* **What is needed**: Exclude images, then output the remaining data verbatim.

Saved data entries
===

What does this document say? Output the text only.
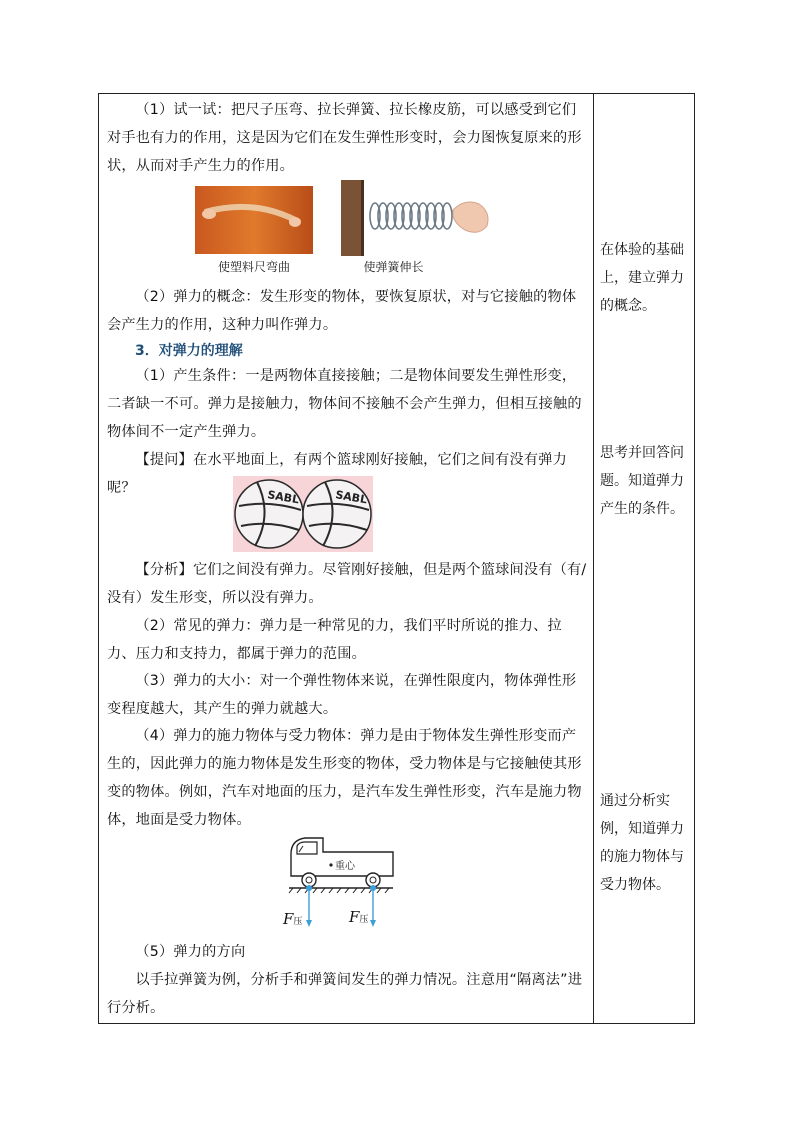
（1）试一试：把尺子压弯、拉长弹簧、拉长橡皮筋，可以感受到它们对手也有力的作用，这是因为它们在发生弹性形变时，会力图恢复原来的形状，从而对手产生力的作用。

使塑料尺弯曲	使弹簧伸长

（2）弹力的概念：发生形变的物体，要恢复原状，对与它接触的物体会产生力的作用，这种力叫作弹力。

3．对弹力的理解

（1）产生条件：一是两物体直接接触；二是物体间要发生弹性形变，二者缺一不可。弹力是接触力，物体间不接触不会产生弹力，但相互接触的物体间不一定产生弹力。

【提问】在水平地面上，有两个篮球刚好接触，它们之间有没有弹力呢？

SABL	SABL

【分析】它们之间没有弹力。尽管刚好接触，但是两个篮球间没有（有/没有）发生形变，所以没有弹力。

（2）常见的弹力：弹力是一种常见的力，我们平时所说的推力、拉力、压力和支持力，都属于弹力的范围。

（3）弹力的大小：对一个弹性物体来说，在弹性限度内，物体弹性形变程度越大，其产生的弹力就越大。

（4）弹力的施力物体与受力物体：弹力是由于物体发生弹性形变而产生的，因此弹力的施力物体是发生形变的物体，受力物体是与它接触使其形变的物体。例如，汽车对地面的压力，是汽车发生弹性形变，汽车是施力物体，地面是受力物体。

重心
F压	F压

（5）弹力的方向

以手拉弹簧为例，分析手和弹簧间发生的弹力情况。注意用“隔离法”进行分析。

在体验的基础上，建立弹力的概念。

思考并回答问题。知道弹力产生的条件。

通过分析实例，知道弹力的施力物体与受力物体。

===

* **Result for this exercise**:
What does this document say? Output the text only.
（1）试一试：把尺子压弯、拉长弹簧、拉长橡皮筋，可以感受到它们对手也有力的作用，这是因为它们在发生弹性形变时，会力图恢复原来的形状，从而对手产生力的作用。

使塑料尺弯曲	使弹簧伸长

（2）弹力的概念：发生形变的物体，要恢复原状，对与它接触的物体会产生力的作用，这种力叫作弹力。

3．对弹力的理解

（1）产生条件：一是两物体直接接触；二是物体间要发生弹性形变，二者缺一不可。弹力是接触力，物体间不接触不会产生弹力，但相互接触的物体间不一定产生弹力。

【提问】在水平地面上，有两个篮球刚好接触，它们之间有没有弹力呢？

SABL	SABL

【分析】它们之间没有弹力。尽管刚好接触，但是两个篮球间没有（有/没有）发生形变，所以没有弹力。

（2）常见的弹力：弹力是一种常见的力，我们平时所说的推力、拉力、压力和支持力，都属于弹力的范围。

（3）弹力的大小：对一个弹性物体来说，在弹性限度内，物体弹性形变程度越大，其产生的弹力就越大。

（4）弹力的施力物体与受力物体：弹力是由于物体发生弹性形变而产生的，因此弹力的施力物体是发生形变的物体，受力物体是与它接触使其形变的物体。例如，汽车对地面的压力，是汽车发生弹性形变，汽车是施力物体，地面是受力物体。

重心
F压	F压

（5）弹力的方向

以手拉弹簧为例，分析手和弹簧间发生的弹力情况。注意用“隔离法”进行分析。

在体验的基础上，建立弹力的概念。

思考并回答问题。知道弹力产生的条件。

通过分析实例，知道弹力的施力物体与受力物体。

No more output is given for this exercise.